__Work to do__.
Search the listing for the string "strain" and copy every line that contains it.

(Records from a data collection)

┄┄┄┄┄┄┄┄┄┄┄┄┄┄┄┄┄┄┄┄

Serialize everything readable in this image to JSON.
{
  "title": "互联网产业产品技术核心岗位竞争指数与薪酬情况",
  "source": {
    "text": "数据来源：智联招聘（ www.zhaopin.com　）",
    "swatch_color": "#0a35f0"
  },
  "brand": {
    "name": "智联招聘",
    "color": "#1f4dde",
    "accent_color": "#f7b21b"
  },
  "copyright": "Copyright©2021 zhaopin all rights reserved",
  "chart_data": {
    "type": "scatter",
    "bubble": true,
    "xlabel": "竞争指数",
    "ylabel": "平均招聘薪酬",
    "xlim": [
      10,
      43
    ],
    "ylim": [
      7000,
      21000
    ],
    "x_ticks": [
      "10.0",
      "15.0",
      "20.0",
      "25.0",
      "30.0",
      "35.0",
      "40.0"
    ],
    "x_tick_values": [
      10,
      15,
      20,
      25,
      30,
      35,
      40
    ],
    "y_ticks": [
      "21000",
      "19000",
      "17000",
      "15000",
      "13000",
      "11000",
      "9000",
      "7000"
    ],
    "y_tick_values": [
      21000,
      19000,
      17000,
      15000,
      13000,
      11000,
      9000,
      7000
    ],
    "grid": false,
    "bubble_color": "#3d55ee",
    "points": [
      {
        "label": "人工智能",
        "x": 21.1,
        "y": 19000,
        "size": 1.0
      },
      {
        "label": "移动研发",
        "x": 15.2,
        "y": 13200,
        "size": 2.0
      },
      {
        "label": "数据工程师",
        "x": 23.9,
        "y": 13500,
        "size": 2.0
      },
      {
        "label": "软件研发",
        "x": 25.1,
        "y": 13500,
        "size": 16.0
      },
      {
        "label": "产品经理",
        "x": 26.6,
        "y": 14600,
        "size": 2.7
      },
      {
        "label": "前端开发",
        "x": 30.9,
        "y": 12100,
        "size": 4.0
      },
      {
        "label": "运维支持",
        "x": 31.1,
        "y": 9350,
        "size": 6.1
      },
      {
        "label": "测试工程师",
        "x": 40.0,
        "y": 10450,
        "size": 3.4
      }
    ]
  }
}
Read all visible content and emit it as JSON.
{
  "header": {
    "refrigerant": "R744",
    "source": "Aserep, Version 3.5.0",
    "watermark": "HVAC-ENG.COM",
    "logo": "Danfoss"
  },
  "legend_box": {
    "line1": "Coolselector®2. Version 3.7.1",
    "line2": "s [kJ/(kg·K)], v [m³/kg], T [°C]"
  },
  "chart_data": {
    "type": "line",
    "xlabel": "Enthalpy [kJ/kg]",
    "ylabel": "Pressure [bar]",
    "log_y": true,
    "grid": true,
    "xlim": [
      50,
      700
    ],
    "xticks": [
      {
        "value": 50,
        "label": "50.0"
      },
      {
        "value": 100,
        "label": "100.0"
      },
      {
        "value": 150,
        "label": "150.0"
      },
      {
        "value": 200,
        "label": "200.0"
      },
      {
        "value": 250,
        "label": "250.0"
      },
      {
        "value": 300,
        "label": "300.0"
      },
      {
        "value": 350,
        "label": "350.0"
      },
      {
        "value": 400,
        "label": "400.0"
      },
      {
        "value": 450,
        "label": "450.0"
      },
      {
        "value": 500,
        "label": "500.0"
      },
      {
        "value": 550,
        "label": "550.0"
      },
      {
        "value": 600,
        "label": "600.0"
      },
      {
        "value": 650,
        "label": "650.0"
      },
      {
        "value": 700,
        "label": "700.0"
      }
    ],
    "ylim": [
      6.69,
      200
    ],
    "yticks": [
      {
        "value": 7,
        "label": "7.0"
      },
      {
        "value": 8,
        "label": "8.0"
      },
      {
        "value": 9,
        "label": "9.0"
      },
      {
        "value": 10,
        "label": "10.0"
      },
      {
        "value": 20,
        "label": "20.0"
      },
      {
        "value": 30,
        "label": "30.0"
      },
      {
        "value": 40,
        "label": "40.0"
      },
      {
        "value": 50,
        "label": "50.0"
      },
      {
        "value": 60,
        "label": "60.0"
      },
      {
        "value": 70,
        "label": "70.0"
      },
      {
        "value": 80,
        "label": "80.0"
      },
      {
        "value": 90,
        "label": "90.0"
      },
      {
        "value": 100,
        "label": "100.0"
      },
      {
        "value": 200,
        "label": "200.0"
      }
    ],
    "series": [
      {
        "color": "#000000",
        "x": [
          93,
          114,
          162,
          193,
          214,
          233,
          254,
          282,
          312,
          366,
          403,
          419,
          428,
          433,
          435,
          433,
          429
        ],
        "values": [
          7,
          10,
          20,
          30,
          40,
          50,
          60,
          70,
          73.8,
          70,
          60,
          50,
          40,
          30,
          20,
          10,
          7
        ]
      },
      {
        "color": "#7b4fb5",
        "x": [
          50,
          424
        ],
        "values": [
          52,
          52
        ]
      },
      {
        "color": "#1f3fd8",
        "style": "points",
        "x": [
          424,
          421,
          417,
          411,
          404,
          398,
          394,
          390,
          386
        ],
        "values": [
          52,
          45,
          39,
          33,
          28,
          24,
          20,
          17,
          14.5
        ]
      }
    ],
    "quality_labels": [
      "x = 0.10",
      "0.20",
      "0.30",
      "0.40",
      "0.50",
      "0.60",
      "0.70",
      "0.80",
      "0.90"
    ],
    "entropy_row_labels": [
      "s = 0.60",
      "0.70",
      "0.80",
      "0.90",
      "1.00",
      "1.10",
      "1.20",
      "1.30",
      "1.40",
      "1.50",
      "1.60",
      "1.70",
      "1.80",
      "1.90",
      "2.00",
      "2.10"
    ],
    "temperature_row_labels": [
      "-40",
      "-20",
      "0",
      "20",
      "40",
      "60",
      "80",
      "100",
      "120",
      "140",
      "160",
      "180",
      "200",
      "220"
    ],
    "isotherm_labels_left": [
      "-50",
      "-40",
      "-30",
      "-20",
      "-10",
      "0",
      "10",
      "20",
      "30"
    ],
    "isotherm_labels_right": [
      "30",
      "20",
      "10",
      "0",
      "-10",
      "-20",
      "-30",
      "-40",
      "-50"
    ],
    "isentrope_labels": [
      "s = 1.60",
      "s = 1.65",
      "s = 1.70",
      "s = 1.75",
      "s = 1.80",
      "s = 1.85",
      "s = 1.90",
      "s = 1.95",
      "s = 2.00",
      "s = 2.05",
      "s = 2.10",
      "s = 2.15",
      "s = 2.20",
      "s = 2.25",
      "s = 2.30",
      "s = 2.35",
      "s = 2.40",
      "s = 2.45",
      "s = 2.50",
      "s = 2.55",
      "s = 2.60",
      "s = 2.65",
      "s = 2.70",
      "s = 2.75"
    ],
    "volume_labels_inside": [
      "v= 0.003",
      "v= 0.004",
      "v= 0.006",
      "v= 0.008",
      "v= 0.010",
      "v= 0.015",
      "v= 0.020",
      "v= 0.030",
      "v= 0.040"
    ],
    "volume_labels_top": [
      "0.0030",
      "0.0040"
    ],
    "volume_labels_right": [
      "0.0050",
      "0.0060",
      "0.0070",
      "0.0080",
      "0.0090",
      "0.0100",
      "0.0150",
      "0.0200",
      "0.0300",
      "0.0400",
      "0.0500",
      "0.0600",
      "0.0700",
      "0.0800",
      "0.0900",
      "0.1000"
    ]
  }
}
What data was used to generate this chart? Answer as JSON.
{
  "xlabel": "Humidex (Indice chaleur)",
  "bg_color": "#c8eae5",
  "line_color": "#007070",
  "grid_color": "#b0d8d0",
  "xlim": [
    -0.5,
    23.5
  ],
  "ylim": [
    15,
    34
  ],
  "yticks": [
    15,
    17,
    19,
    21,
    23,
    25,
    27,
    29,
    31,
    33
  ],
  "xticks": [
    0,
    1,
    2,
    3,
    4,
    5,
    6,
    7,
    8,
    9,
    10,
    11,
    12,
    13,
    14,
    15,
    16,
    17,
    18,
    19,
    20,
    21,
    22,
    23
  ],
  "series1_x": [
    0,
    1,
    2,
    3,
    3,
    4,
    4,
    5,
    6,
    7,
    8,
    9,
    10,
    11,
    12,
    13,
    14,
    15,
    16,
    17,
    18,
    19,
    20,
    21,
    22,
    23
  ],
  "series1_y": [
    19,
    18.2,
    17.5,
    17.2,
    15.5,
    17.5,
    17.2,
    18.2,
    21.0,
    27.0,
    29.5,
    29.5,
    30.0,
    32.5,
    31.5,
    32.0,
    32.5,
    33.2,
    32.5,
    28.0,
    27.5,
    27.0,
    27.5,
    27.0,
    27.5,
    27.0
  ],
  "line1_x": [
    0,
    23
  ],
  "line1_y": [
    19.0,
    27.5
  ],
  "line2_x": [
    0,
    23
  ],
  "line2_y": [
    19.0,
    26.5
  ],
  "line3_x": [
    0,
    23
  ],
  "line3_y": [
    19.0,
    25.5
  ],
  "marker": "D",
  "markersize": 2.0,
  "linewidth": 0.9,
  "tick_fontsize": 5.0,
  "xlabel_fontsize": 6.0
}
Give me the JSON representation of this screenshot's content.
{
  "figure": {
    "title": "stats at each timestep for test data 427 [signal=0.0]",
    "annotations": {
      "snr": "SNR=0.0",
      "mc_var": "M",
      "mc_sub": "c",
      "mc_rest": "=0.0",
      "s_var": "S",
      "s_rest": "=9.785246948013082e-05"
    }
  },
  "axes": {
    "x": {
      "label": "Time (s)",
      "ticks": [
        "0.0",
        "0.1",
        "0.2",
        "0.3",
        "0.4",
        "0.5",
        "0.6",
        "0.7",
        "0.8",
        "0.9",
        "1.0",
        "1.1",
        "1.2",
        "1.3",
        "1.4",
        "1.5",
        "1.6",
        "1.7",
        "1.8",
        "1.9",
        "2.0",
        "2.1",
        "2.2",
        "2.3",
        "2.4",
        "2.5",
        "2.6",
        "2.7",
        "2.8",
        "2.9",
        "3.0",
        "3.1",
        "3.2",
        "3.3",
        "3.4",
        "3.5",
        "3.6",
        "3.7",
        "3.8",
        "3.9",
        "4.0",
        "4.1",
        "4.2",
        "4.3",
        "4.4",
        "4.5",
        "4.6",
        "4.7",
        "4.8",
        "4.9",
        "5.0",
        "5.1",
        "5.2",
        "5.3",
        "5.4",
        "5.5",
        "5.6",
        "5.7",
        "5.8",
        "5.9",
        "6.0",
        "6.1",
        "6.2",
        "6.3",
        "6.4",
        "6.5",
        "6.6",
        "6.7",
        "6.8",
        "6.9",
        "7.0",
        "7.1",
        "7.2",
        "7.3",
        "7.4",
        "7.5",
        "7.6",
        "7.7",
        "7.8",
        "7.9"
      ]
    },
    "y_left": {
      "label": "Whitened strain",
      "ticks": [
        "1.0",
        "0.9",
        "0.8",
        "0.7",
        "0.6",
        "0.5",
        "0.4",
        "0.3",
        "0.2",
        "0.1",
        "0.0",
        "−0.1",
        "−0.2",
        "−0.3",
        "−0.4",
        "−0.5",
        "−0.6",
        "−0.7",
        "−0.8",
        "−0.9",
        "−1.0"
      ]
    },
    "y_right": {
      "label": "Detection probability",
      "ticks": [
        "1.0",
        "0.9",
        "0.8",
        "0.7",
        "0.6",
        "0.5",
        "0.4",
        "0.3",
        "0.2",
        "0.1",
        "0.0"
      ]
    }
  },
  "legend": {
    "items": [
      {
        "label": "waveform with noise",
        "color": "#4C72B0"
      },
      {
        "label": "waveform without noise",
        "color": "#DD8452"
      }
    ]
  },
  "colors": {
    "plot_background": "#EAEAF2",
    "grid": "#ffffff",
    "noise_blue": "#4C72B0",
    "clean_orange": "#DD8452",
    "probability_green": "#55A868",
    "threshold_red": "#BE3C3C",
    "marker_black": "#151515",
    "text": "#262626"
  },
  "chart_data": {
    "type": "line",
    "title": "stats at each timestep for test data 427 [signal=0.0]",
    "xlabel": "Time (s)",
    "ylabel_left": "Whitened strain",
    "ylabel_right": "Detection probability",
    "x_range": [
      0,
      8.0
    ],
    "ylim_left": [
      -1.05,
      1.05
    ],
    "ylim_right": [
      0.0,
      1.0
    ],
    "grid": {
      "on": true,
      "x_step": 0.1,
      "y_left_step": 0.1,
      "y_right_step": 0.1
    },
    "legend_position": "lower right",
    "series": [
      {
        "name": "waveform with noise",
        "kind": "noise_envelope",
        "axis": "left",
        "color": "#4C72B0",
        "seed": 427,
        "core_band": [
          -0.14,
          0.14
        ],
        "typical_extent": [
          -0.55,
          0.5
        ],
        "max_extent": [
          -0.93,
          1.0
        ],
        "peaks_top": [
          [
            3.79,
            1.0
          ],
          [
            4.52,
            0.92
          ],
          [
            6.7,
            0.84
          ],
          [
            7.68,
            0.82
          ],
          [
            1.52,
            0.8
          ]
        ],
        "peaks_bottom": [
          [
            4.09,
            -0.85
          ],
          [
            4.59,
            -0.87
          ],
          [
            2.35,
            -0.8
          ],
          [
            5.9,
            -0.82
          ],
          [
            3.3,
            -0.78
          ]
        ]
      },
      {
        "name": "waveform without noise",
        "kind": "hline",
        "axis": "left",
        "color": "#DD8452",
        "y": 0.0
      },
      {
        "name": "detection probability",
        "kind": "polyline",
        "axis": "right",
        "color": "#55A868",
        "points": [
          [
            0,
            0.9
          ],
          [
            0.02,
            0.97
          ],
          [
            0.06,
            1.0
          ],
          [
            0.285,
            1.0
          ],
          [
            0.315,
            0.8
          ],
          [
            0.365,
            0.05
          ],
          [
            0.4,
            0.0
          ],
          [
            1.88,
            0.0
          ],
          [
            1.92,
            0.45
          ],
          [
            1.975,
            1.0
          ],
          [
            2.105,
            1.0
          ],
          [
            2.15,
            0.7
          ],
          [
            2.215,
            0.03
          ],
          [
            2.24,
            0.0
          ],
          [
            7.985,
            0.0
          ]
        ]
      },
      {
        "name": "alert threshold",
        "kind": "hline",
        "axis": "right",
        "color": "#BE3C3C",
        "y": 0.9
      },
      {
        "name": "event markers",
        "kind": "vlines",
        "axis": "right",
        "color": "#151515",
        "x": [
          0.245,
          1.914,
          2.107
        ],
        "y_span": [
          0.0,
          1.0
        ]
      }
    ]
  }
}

┄┄┄┄┄┄┄┄┄┄┄┄┄┄┄┄┄┄┄┄

__In response__.
      "label": "Whitened strain",
    "ylabel_left": "Whitened strain",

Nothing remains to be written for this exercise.